:: Set task ::
Locate all lines in the data below that hold "youtube" and show them.

Records contained in a dataset:

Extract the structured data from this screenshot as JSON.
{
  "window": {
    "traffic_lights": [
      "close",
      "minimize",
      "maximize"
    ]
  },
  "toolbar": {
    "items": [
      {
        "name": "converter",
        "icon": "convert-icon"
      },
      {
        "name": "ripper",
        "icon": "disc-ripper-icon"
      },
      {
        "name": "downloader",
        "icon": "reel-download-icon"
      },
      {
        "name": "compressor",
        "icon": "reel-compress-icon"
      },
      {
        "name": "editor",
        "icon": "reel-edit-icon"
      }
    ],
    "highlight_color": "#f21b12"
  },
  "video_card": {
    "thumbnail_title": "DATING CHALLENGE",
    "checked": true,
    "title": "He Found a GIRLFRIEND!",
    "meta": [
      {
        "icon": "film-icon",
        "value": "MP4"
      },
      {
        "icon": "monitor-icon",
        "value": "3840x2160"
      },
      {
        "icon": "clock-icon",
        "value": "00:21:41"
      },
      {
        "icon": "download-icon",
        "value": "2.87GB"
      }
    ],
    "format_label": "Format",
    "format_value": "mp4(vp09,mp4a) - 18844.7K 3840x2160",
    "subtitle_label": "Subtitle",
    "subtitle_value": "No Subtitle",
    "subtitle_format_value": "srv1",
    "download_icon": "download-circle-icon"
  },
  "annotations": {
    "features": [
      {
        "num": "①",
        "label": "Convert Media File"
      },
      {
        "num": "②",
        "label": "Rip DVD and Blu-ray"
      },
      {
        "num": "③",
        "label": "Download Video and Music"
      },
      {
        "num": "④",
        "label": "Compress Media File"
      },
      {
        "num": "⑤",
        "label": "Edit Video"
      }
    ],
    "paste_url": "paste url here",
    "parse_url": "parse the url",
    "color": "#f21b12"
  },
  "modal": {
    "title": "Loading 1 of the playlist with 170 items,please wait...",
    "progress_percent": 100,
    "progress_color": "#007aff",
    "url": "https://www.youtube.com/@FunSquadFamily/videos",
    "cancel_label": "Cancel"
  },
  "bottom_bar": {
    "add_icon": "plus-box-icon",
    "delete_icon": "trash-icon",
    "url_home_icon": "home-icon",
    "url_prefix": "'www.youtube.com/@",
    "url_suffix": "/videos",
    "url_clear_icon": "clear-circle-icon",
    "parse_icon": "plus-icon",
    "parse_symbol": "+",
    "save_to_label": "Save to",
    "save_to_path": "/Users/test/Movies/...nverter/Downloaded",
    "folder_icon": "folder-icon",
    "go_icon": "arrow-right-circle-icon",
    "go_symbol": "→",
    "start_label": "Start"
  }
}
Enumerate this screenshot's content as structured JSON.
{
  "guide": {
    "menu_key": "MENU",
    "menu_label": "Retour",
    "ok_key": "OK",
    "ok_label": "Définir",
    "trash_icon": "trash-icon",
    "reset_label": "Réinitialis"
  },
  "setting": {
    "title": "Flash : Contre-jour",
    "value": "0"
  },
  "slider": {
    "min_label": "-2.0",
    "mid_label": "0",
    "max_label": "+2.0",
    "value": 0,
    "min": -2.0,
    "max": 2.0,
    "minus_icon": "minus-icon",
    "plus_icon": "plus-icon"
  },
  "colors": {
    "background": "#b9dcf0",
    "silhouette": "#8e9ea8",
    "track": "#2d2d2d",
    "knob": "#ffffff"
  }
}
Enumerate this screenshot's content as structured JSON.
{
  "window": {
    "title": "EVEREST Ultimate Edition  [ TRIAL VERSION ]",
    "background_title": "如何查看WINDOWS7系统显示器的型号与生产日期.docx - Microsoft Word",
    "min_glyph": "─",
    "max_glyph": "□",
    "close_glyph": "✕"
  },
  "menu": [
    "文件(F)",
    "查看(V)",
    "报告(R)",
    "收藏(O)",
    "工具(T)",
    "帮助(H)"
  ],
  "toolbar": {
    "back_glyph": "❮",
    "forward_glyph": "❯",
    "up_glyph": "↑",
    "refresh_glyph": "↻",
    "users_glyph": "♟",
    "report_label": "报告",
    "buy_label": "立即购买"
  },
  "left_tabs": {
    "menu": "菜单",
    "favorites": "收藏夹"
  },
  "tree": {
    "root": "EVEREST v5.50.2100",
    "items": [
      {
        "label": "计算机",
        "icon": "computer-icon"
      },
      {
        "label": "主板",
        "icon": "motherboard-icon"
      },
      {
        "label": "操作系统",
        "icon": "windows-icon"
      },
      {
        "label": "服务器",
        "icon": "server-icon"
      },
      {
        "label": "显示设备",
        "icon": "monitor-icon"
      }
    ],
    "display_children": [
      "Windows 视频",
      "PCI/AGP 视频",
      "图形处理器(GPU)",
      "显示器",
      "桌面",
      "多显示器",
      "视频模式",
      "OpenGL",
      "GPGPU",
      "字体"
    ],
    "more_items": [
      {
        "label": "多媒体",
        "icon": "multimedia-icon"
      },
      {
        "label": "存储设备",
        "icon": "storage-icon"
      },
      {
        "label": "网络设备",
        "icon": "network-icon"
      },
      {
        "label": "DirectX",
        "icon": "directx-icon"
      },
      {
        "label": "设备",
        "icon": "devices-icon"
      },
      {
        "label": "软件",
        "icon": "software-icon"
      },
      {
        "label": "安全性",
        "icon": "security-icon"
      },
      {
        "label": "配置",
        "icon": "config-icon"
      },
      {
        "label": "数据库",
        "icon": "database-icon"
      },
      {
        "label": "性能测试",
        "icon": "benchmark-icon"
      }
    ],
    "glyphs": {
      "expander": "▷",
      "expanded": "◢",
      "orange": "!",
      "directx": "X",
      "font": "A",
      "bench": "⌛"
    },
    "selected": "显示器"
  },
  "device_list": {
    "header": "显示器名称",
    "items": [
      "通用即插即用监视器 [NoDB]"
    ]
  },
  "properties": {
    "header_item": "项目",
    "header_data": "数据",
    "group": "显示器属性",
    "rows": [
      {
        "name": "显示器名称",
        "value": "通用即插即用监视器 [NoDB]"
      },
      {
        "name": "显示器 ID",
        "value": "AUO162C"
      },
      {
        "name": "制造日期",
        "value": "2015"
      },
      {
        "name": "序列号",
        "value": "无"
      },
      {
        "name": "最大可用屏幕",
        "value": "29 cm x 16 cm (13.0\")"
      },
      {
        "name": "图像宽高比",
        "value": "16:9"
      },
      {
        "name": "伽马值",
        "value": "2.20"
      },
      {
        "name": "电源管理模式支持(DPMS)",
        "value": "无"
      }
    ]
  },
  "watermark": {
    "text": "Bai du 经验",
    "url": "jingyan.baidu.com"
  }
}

==

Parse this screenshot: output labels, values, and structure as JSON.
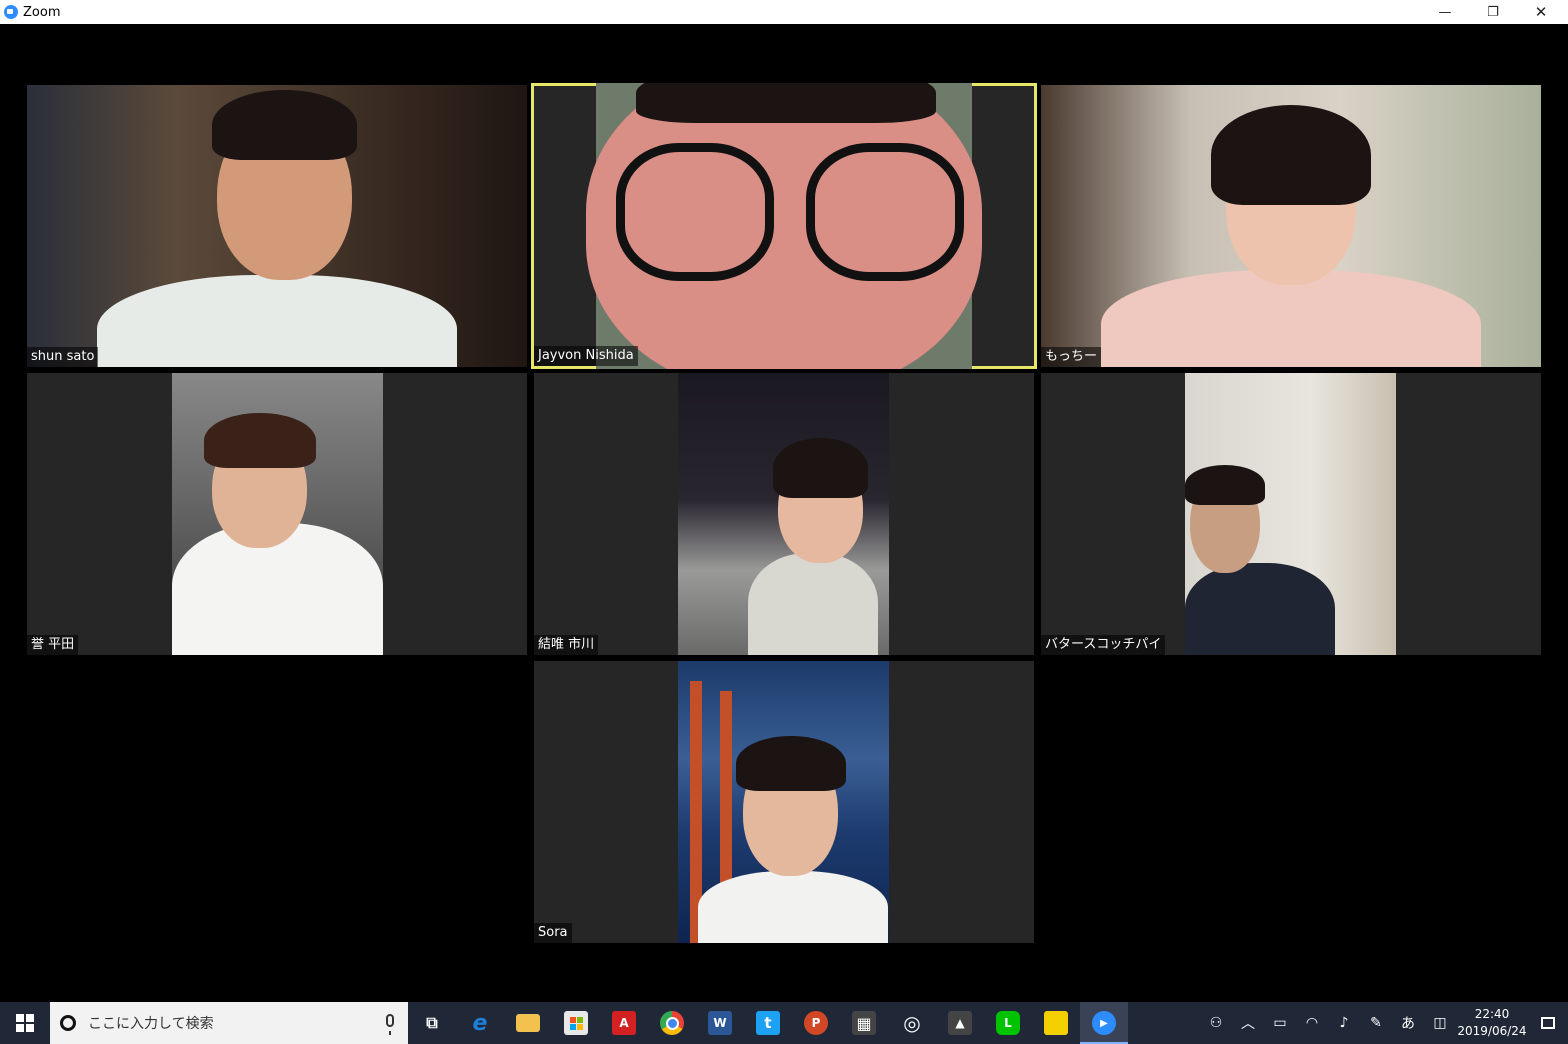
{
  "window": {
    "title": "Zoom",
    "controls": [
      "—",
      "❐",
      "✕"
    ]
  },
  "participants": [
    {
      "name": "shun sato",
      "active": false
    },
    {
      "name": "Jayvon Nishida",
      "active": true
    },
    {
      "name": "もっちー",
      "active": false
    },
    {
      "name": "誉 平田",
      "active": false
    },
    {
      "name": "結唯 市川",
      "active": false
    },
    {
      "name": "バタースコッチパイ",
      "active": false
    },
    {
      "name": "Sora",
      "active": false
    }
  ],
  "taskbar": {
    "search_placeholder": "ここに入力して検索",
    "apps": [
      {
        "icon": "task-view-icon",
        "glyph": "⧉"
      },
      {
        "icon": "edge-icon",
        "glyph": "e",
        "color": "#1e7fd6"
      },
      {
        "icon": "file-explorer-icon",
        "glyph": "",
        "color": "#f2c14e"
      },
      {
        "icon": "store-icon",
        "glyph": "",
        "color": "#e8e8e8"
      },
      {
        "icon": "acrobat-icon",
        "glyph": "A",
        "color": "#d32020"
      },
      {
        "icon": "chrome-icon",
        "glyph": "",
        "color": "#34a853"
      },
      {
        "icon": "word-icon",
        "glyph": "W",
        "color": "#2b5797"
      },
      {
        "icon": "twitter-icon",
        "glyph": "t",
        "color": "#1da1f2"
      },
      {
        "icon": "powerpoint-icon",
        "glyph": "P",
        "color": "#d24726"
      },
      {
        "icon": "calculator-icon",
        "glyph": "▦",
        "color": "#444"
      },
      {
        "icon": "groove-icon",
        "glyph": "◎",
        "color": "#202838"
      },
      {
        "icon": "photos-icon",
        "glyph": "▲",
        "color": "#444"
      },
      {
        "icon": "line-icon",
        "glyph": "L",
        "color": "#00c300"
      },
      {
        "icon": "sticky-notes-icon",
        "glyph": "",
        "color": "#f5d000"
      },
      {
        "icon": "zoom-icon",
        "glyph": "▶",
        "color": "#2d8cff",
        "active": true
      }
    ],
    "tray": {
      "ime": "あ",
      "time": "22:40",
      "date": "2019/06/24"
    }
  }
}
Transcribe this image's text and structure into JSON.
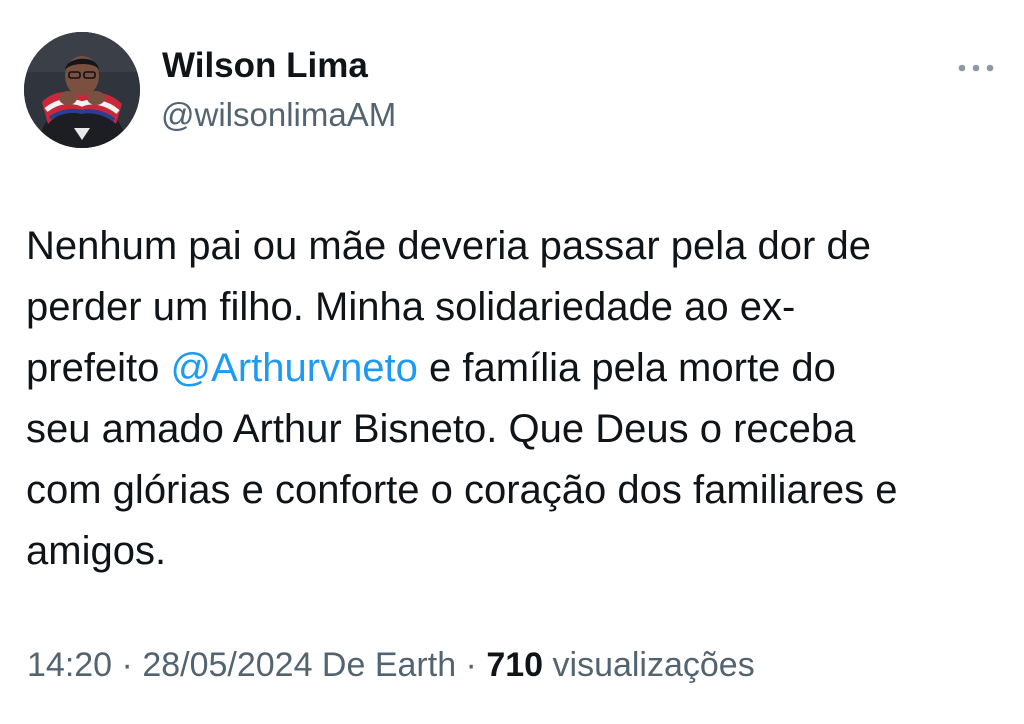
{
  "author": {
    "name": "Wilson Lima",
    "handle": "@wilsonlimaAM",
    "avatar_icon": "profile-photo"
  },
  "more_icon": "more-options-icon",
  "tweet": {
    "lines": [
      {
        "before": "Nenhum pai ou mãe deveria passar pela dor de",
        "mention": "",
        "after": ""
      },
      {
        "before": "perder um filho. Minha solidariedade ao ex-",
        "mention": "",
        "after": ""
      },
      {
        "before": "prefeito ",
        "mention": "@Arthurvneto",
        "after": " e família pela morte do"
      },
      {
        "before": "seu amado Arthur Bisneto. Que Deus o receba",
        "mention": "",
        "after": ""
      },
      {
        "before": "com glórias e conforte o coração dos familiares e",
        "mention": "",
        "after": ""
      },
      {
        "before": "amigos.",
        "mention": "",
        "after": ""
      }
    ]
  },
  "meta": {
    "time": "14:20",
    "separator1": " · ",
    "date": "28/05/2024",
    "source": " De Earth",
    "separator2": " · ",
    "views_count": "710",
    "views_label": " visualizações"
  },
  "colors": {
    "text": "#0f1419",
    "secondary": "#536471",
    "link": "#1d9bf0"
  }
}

:: Output ::
    "url": "https://www.youtube.com/@FunSquadFamily/videos",
    "url_prefix": "'www.youtube.com/@",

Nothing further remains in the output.